(Collected data)
** BEGIN **

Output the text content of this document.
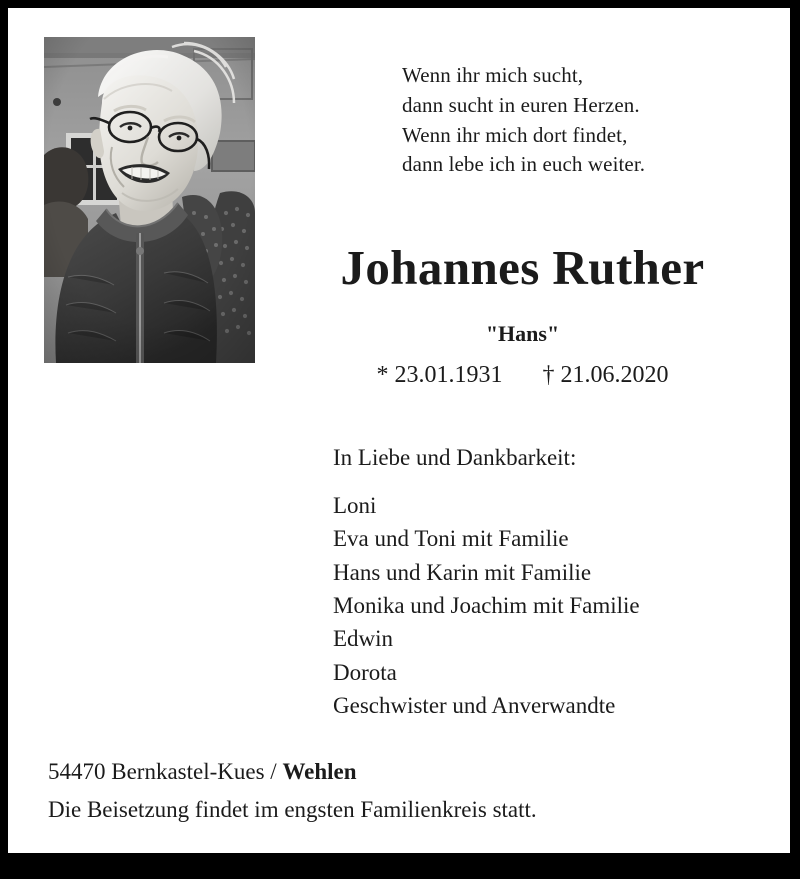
Wenn ihr mich sucht,
dann sucht in euren Herzen.
Wenn ihr mich dort findet,
dann lebe ich in euch weiter.
Johannes Ruther
"Hans"
* 23.01.1931 † 21.06.2020
In Liebe und Dankbarkeit:
Loni
Eva und Toni mit Familie
Hans und Karin mit Familie
Monika und Joachim mit Familie
Edwin
Dorota
Geschwister und Anverwandte
54470 Bernkastel-Kues / Wehlen
Die Beisetzung findet im engsten Familienkreis statt.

** END **

The records above are to be quoted exactly, with all pictures left out.

#### [FINISHED ANSWER]
Output the text content of this document.
Wenn ihr mich sucht,
dann sucht in euren Herzen.
Wenn ihr mich dort findet,
dann lebe ich in euch weiter.
Johannes Ruther
"Hans"
* 23.01.1931 † 21.06.2020
In Liebe und Dankbarkeit:
Loni
Eva und Toni mit Familie
Hans und Karin mit Familie
Monika und Joachim mit Familie
Edwin
Dorota
Geschwister und Anverwandte
54470 Bernkastel-Kues / Wehlen
Die Beisetzung findet im engsten Familienkreis statt.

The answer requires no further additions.